> What the task asks
Check every line of the entries below for the word "Bože", and copy the ones that have it.

> Raw records

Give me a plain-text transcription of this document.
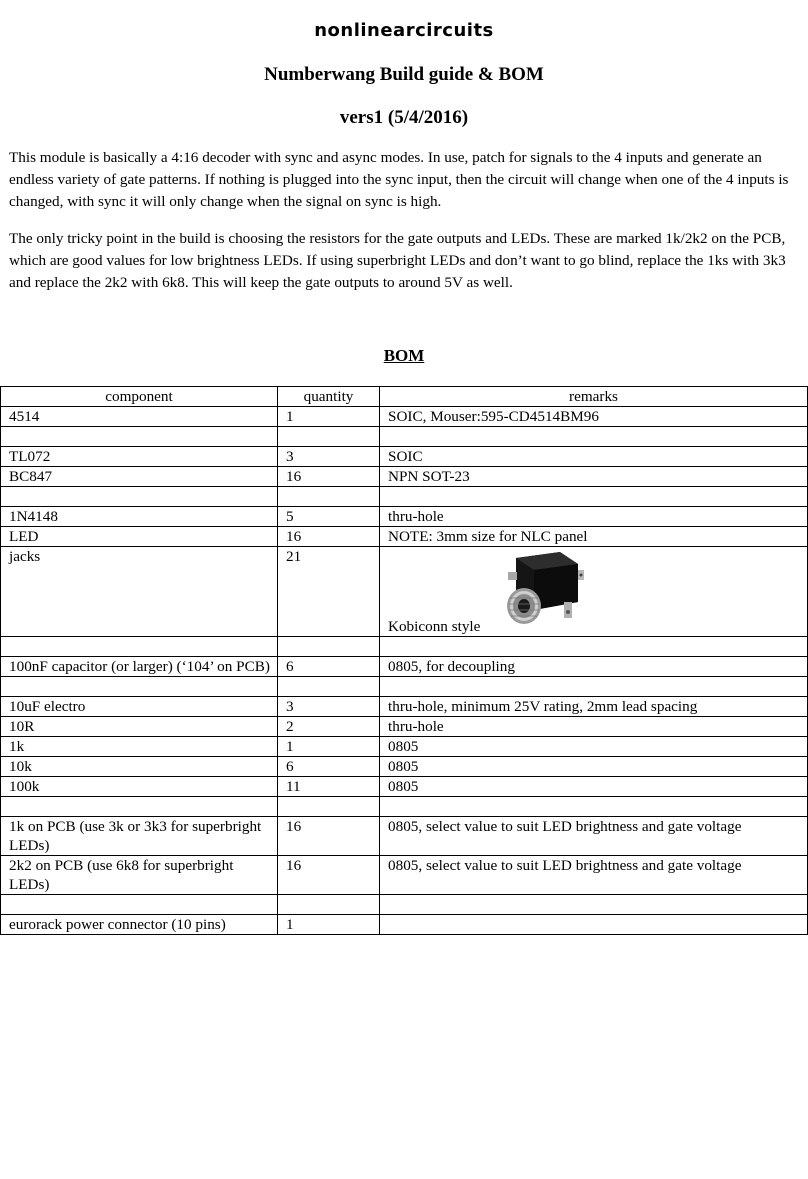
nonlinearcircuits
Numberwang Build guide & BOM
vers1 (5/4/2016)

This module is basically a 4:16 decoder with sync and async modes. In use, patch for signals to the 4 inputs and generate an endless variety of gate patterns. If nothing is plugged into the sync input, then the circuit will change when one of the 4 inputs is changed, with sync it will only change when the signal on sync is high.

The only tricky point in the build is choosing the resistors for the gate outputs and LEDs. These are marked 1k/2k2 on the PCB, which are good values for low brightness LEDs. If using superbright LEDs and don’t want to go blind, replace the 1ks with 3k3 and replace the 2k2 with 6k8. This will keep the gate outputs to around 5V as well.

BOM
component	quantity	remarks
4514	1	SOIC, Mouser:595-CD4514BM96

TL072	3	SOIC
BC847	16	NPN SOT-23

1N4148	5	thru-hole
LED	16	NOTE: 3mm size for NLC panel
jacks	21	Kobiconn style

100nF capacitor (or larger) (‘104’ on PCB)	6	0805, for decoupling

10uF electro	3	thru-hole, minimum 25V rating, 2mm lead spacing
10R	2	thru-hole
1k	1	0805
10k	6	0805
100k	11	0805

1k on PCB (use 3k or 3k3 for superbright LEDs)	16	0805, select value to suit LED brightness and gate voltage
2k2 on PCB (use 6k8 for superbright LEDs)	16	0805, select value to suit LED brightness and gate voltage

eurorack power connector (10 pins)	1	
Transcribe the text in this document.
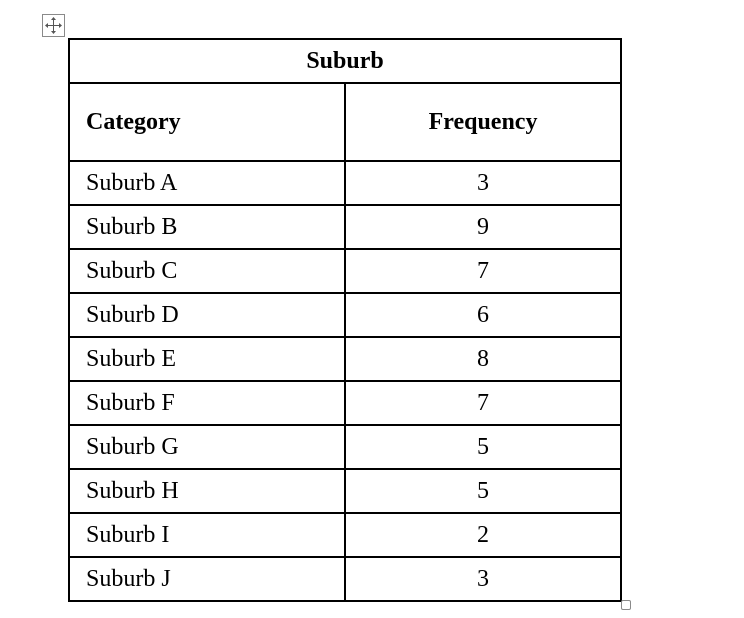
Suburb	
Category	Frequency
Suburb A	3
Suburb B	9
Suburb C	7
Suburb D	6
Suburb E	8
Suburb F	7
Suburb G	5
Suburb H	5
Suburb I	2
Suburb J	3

---

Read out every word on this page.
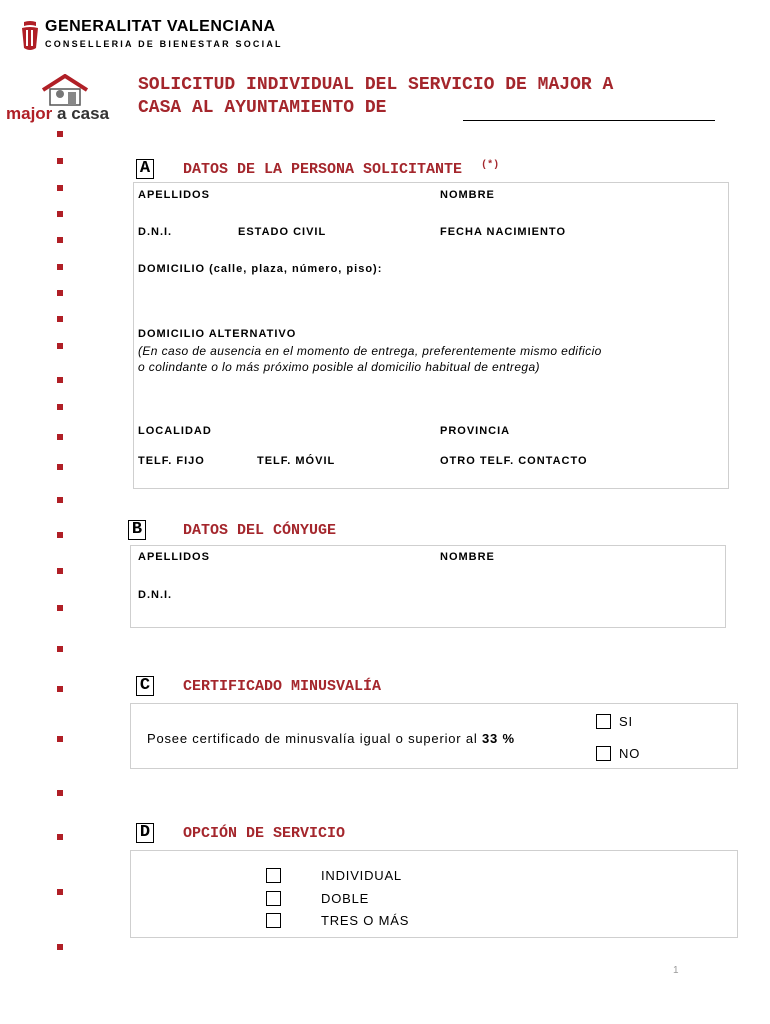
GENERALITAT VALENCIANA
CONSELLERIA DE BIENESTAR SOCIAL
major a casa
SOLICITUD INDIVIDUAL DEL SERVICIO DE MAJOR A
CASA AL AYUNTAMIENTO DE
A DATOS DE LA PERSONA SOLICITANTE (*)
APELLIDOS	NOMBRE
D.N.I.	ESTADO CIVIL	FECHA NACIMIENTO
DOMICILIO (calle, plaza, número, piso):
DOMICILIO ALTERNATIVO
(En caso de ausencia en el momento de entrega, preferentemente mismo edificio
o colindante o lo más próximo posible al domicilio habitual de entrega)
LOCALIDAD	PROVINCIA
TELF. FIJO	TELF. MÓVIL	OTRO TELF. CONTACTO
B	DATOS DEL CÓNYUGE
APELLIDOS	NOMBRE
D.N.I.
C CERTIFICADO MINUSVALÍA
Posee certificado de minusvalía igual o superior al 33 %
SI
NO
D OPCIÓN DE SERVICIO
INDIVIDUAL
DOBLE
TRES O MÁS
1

...

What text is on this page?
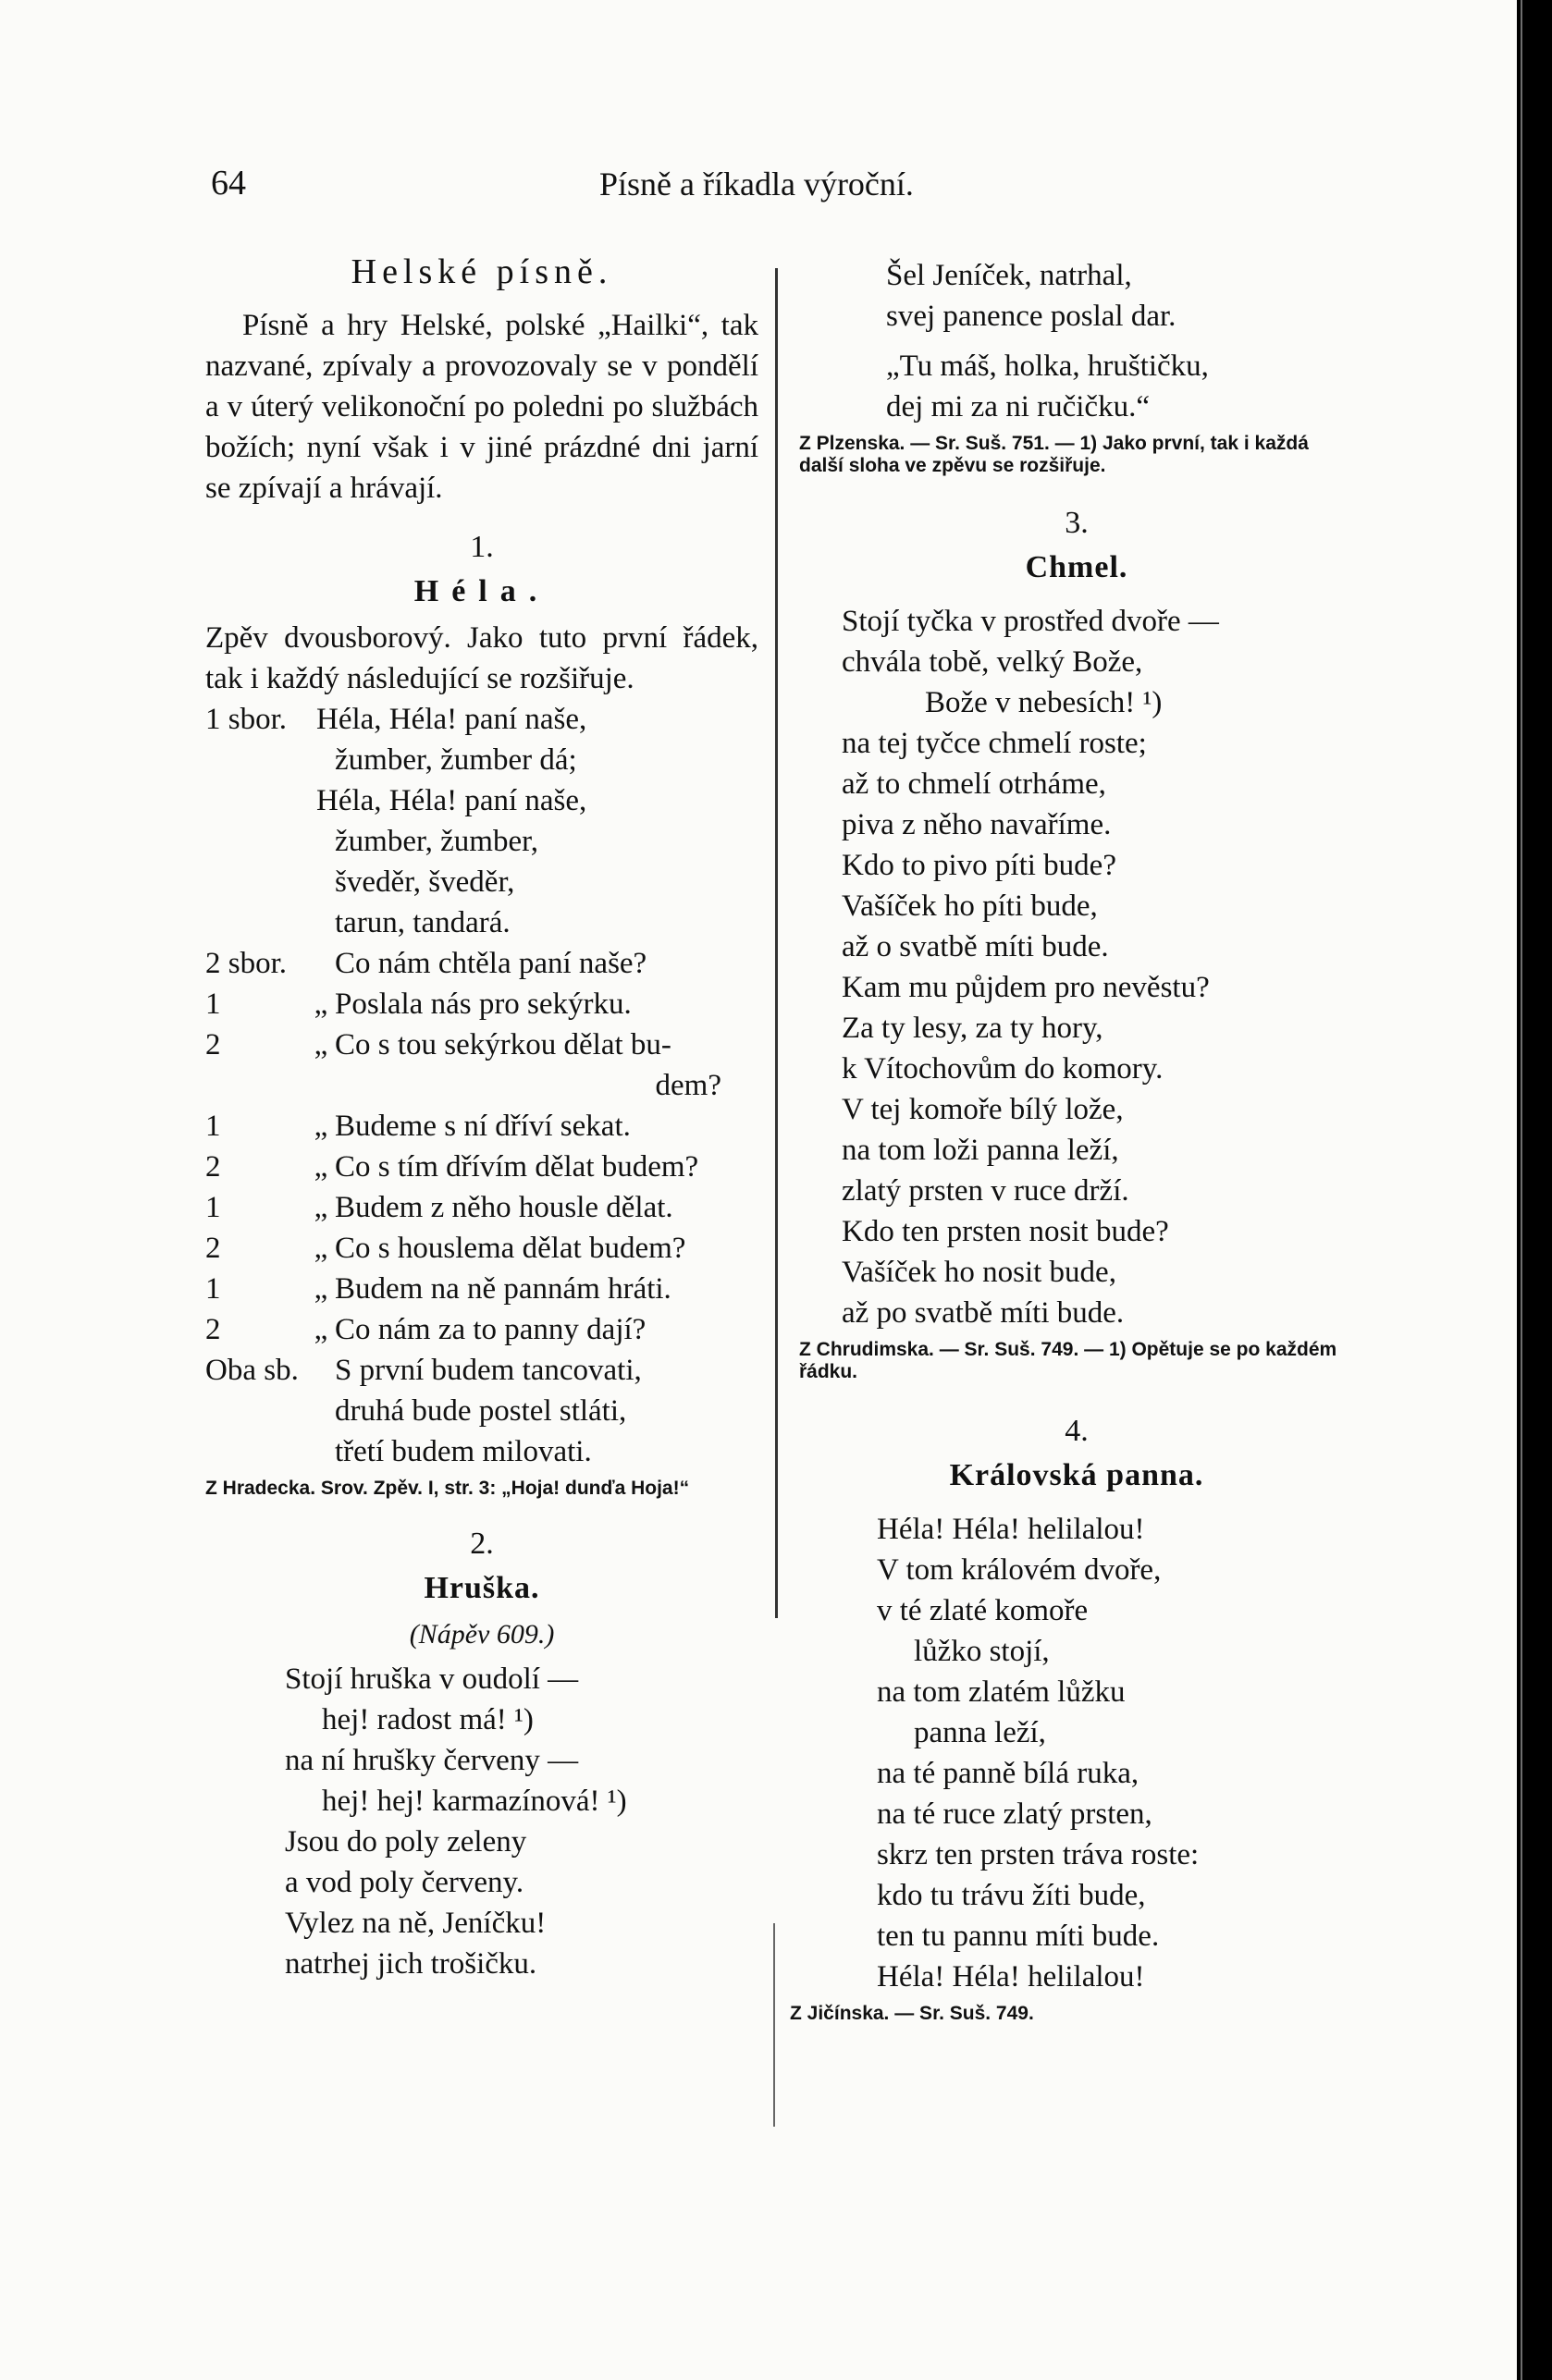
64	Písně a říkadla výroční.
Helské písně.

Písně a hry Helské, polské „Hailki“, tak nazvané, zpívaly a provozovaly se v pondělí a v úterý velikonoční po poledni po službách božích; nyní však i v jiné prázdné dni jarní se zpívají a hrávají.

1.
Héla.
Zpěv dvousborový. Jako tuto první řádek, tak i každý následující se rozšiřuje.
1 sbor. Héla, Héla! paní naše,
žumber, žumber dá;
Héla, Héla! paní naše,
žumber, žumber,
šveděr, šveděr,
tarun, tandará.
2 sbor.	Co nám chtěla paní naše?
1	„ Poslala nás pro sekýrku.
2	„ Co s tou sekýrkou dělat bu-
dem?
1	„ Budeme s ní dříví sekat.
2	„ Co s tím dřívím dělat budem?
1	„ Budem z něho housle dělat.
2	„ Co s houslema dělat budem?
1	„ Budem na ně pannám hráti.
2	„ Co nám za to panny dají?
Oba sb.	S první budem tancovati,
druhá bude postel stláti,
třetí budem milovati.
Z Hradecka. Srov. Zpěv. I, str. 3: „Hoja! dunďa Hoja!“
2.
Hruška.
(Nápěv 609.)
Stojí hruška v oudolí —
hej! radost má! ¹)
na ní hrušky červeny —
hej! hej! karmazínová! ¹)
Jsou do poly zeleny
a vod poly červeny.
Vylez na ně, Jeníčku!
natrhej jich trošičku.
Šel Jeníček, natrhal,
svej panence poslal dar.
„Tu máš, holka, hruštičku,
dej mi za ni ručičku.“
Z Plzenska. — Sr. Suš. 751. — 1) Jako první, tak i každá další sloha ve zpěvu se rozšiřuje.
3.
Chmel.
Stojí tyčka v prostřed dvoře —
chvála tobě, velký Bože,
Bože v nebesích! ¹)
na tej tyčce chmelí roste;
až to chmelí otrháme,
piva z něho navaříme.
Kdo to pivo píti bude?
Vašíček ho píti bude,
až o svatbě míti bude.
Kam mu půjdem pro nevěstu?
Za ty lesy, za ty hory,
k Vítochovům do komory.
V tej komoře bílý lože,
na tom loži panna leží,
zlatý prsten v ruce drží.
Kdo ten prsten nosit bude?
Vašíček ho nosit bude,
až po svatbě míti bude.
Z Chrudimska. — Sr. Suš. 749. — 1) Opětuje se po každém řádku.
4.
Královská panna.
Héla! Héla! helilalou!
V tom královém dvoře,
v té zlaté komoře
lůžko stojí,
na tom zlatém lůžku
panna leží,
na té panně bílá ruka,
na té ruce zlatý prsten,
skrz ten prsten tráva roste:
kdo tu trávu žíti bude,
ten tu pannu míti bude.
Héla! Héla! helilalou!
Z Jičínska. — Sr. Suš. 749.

> Solution to the exercise
chvála tobě, velký Bože,
Bože v nebesích! ¹)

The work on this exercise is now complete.